**Description of the task**
Only the number is wanted: how many lines below include "Jahren"?

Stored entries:
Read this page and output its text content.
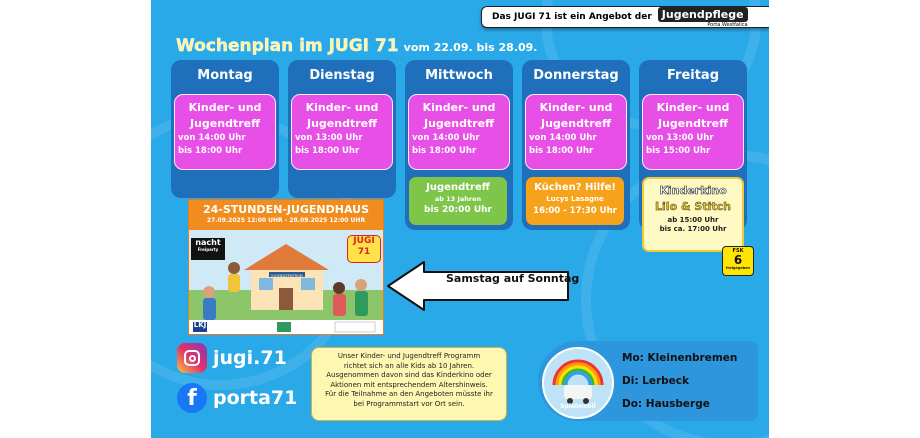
Das JUGI 71 ist ein Angebot der Jugendpflege
Porta Westfalica
Wochenplan im JUGI 71 vom 22.09. bis 28.09.
Montag
Kinder- und
Jugendtreff
von 14:00 Uhr
bis 18:00 Uhr
Dienstag
Kinder- und
Jugendtreff
von 13:00 Uhr
bis 18:00 Uhr
Mittwoch
Kinder- und
Jugendtreff
von 14:00 Uhr
bis 18:00 Uhr
Jugendtreff
ab 13 Jahren
bis 20:00 Uhr
Donnerstag
Kinder- und
Jugendtreff
von 14:00 Uhr
bis 18:00 Uhr
Küchen? Hilfe!
Lucys Lasagne
16:00 - 17:30 Uhr
Freitag
Kinder- und
Jugendtreff
von 13:00 Uhr
bis 15:00 Uhr
Kinderkino
Lilo & Stitch
ab 15:00 Uhr
bis ca. 17:00 Uhr
FSK
6
freigegeben
24-STUNDEN-JUGENDHAUS
27.09.2025 12:00 UHR - 28.09.2025 12:00 UHR
nacht
Freiparty
JUGI
71
JUGENDZENTRUM
LKJ
Samstag auf Sonntag
jugi.71
f porta71
Unser Kinder- und Jugendtreff Programm
richtet sich an alle Kids ab 10 Jahren.
Ausgenommen davon sind das Kinderkino oder
Aktionen mit entsprechendem Altershinweis.
Für die Teilnahme an den Angeboten müsste ihr
bei Programmstart vor Ort sein.	Spielmobil
Mo: Kleinenbremen
Di: Lerbeck
Do: Hausberge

**Answer for this exercise**
2